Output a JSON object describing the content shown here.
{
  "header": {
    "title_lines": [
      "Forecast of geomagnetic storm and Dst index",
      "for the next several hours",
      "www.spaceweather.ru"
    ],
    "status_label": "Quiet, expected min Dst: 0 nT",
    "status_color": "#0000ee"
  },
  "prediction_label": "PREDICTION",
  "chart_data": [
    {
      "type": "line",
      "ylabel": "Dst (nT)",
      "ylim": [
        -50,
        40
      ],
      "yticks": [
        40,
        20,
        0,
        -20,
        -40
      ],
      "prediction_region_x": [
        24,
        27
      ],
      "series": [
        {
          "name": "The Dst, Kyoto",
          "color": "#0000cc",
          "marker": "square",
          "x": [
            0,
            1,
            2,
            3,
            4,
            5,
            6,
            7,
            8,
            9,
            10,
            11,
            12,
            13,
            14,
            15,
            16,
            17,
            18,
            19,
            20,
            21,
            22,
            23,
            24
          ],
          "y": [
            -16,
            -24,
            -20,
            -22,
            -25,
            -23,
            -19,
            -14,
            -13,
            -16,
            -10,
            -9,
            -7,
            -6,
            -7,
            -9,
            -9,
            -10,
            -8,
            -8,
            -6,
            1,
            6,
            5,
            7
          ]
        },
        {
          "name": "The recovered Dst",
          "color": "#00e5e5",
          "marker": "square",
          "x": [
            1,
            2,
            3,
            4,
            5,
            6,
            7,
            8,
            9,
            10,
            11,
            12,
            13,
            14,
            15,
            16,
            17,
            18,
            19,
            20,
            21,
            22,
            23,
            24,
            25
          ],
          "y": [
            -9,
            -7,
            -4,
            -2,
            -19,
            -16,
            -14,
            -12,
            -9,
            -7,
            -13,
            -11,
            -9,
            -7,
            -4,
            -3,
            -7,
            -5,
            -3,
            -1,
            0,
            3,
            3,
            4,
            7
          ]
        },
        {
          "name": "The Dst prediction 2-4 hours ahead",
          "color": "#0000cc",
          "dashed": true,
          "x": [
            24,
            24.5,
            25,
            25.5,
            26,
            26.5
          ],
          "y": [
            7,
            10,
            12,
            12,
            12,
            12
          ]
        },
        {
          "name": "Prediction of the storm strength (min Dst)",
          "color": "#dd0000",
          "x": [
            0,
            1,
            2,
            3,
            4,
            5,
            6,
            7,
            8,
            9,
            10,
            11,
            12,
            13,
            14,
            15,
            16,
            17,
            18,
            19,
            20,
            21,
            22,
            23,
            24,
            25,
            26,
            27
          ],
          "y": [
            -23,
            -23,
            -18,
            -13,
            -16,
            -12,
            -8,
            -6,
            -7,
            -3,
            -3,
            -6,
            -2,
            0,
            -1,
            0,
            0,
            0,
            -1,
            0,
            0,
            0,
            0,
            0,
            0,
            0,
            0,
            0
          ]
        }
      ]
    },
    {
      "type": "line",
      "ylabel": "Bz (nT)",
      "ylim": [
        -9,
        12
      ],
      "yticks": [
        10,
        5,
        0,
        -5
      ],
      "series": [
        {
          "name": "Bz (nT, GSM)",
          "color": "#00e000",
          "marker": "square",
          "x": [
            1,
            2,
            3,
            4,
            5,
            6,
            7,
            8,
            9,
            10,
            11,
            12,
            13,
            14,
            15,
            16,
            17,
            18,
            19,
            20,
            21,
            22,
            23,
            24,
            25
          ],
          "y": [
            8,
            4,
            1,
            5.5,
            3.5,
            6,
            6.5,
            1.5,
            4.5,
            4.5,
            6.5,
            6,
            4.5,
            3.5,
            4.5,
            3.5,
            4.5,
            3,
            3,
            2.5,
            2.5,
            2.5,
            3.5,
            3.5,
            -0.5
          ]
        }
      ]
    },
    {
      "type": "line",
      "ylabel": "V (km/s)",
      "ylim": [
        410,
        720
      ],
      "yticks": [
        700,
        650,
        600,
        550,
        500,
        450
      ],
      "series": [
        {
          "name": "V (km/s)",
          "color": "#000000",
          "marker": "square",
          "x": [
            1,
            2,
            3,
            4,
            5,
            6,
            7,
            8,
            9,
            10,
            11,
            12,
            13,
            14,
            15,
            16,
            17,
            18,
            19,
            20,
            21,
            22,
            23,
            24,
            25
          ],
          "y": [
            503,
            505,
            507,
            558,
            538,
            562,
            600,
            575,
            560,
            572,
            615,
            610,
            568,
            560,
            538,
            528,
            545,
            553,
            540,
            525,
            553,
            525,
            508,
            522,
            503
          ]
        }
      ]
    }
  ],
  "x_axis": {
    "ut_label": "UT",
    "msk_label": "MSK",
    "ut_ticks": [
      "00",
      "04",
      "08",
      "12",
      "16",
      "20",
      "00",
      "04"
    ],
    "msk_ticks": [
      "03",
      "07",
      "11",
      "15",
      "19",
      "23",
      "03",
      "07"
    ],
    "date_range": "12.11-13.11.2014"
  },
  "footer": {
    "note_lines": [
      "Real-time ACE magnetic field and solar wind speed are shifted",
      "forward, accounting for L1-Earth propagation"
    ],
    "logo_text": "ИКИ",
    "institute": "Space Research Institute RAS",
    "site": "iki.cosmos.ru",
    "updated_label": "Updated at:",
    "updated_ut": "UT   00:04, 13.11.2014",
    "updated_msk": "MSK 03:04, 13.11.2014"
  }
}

- - - - -

(What to work on) Output all of the material exactly as written.

(Finished answer)
Output a JSON object describing the content shown here.
{
  "header": {
    "title_lines": [
      "Forecast of geomagnetic storm and Dst index",
      "for the next several hours",
      "www.spaceweather.ru"
    ],
    "status_label": "Quiet, expected min Dst: 0 nT",
    "status_color": "#0000ee"
  },
  "prediction_label": "PREDICTION",
  "chart_data": [
    {
      "type": "line",
      "ylabel": "Dst (nT)",
      "ylim": [
        -50,
        40
      ],
      "yticks": [
        40,
        20,
        0,
        -20,
        -40
      ],
      "prediction_region_x": [
        24,
        27
      ],
      "series": [
        {
          "name": "The Dst, Kyoto",
          "color": "#0000cc",
          "marker": "square",
          "x": [
            0,
            1,
            2,
            3,
            4,
            5,
            6,
            7,
            8,
            9,
            10,
            11,
            12,
            13,
            14,
            15,
            16,
            17,
            18,
            19,
            20,
            21,
            22,
            23,
            24
          ],
          "y": [
            -16,
            -24,
            -20,
            -22,
            -25,
            -23,
            -19,
            -14,
            -13,
            -16,
            -10,
            -9,
            -7,
            -6,
            -7,
            -9,
            -9,
            -10,
            -8,
            -8,
            -6,
            1,
            6,
            5,
            7
          ]
        },
        {
          "name": "The recovered Dst",
          "color": "#00e5e5",
          "marker": "square",
          "x": [
            1,
            2,
            3,
            4,
            5,
            6,
            7,
            8,
            9,
            10,
            11,
            12,
            13,
            14,
            15,
            16,
            17,
            18,
            19,
            20,
            21,
            22,
            23,
            24,
            25
          ],
          "y": [
            -9,
            -7,
            -4,
            -2,
            -19,
            -16,
            -14,
            -12,
            -9,
            -7,
            -13,
            -11,
            -9,
            -7,
            -4,
            -3,
            -7,
            -5,
            -3,
            -1,
            0,
            3,
            3,
            4,
            7
          ]
        },
        {
          "name": "The Dst prediction 2-4 hours ahead",
          "color": "#0000cc",
          "dashed": true,
          "x": [
            24,
            24.5,
            25,
            25.5,
            26,
            26.5
          ],
          "y": [
            7,
            10,
            12,
            12,
            12,
            12
          ]
        },
        {
          "name": "Prediction of the storm strength (min Dst)",
          "color": "#dd0000",
          "x": [
            0,
            1,
            2,
            3,
            4,
            5,
            6,
            7,
            8,
            9,
            10,
            11,
            12,
            13,
            14,
            15,
            16,
            17,
            18,
            19,
            20,
            21,
            22,
            23,
            24,
            25,
            26,
            27
          ],
          "y": [
            -23,
            -23,
            -18,
            -13,
            -16,
            -12,
            -8,
            -6,
            -7,
            -3,
            -3,
            -6,
            -2,
            0,
            -1,
            0,
            0,
            0,
            -1,
            0,
            0,
            0,
            0,
            0,
            0,
            0,
            0,
            0
          ]
        }
      ]
    },
    {
      "type": "line",
      "ylabel": "Bz (nT)",
      "ylim": [
        -9,
        12
      ],
      "yticks": [
        10,
        5,
        0,
        -5
      ],
      "series": [
        {
          "name": "Bz (nT, GSM)",
          "color": "#00e000",
          "marker": "square",
          "x": [
            1,
            2,
            3,
            4,
            5,
            6,
            7,
            8,
            9,
            10,
            11,
            12,
            13,
            14,
            15,
            16,
            17,
            18,
            19,
            20,
            21,
            22,
            23,
            24,
            25
          ],
          "y": [
            8,
            4,
            1,
            5.5,
            3.5,
            6,
            6.5,
            1.5,
            4.5,
            4.5,
            6.5,
            6,
            4.5,
            3.5,
            4.5,
            3.5,
            4.5,
            3,
            3,
            2.5,
            2.5,
            2.5,
            3.5,
            3.5,
            -0.5
          ]
        }
      ]
    },
    {
      "type": "line",
      "ylabel": "V (km/s)",
      "ylim": [
        410,
        720
      ],
      "yticks": [
        700,
        650,
        600,
        550,
        500,
        450
      ],
      "series": [
        {
          "name": "V (km/s)",
          "color": "#000000",
          "marker": "square",
          "x": [
            1,
            2,
            3,
            4,
            5,
            6,
            7,
            8,
            9,
            10,
            11,
            12,
            13,
            14,
            15,
            16,
            17,
            18,
            19,
            20,
            21,
            22,
            23,
            24,
            25
          ],
          "y": [
            503,
            505,
            507,
            558,
            538,
            562,
            600,
            575,
            560,
            572,
            615,
            610,
            568,
            560,
            538,
            528,
            545,
            553,
            540,
            525,
            553,
            525,
            508,
            522,
            503
          ]
        }
      ]
    }
  ],
  "x_axis": {
    "ut_label": "UT",
    "msk_label": "MSK",
    "ut_ticks": [
      "00",
      "04",
      "08",
      "12",
      "16",
      "20",
      "00",
      "04"
    ],
    "msk_ticks": [
      "03",
      "07",
      "11",
      "15",
      "19",
      "23",
      "03",
      "07"
    ],
    "date_range": "12.11-13.11.2014"
  },
  "footer": {
    "note_lines": [
      "Real-time ACE magnetic field and solar wind speed are shifted",
      "forward, accounting for L1-Earth propagation"
    ],
    "logo_text": "ИКИ",
    "institute": "Space Research Institute RAS",
    "site": "iki.cosmos.ru",
    "updated_label": "Updated at:",
    "updated_ut": "UT   00:04, 13.11.2014",
    "updated_msk": "MSK 03:04, 13.11.2014"
  }
}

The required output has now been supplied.